**Your goal:** Collect every line in the records below that contains the word "true".

**Data to process:**
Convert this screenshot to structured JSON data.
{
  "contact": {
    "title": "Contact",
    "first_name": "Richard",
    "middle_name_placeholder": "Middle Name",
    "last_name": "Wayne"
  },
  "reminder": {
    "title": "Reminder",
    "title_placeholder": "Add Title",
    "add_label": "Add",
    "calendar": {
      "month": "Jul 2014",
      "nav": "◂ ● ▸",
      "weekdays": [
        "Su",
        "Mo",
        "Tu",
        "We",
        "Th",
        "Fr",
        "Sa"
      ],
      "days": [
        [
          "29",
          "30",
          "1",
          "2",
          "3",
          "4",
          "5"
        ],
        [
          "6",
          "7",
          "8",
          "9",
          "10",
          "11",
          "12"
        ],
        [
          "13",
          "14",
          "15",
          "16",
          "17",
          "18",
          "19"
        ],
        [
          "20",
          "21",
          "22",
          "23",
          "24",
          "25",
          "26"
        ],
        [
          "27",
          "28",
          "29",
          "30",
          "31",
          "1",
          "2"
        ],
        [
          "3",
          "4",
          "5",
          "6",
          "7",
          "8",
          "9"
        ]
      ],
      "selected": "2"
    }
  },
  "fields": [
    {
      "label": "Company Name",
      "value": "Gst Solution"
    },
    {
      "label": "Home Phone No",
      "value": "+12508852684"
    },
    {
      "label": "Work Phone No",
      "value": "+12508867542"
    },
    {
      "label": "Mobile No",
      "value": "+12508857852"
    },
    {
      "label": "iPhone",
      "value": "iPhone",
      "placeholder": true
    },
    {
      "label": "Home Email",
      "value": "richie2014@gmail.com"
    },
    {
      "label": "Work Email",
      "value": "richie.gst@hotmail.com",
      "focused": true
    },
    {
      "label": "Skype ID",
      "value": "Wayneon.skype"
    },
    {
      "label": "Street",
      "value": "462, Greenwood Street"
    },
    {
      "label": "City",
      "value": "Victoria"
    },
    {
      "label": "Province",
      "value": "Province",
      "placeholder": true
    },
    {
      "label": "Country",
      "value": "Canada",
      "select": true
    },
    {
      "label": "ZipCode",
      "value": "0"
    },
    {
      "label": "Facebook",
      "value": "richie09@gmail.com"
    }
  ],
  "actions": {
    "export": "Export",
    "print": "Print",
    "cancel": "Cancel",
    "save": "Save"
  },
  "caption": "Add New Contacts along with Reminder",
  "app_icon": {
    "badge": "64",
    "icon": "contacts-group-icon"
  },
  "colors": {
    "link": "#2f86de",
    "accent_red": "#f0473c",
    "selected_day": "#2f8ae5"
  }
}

**Exercise solution:**
      "placeholder": true
      "focused": true
      "placeholder": true
      "select": true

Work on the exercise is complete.